**SUPPLIED INFORMATION**
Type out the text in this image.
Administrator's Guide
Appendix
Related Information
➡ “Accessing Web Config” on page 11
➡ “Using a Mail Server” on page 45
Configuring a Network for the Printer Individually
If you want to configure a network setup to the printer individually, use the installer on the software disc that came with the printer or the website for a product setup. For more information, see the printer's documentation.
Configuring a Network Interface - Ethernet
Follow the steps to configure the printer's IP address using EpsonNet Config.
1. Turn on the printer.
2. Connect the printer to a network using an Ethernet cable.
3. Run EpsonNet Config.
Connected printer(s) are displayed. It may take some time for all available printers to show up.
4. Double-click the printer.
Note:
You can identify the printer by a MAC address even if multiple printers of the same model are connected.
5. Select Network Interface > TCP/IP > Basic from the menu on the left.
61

**DIRECTIVE**
Using the listing above, reproduce each line without omission.

**TASK OUTPUT**
Type out the text in this image.
Administrator's Guide
Appendix
Related Information
➡ “Accessing Web Config” on page 11
➡ “Using a Mail Server” on page 45
Configuring a Network for the Printer Individually
If you want to configure a network setup to the printer individually, use the installer on the software disc that came with the printer or the website for a product setup. For more information, see the printer's documentation.
Configuring a Network Interface - Ethernet
Follow the steps to configure the printer's IP address using EpsonNet Config.
1. Turn on the printer.
2. Connect the printer to a network using an Ethernet cable.
3. Run EpsonNet Config.
Connected printer(s) are displayed. It may take some time for all available printers to show up.
4. Double-click the printer.
Note:
You can identify the printer by a MAC address even if multiple printers of the same model are connected.
5. Select Network Interface > TCP/IP > Basic from the menu on the left.
61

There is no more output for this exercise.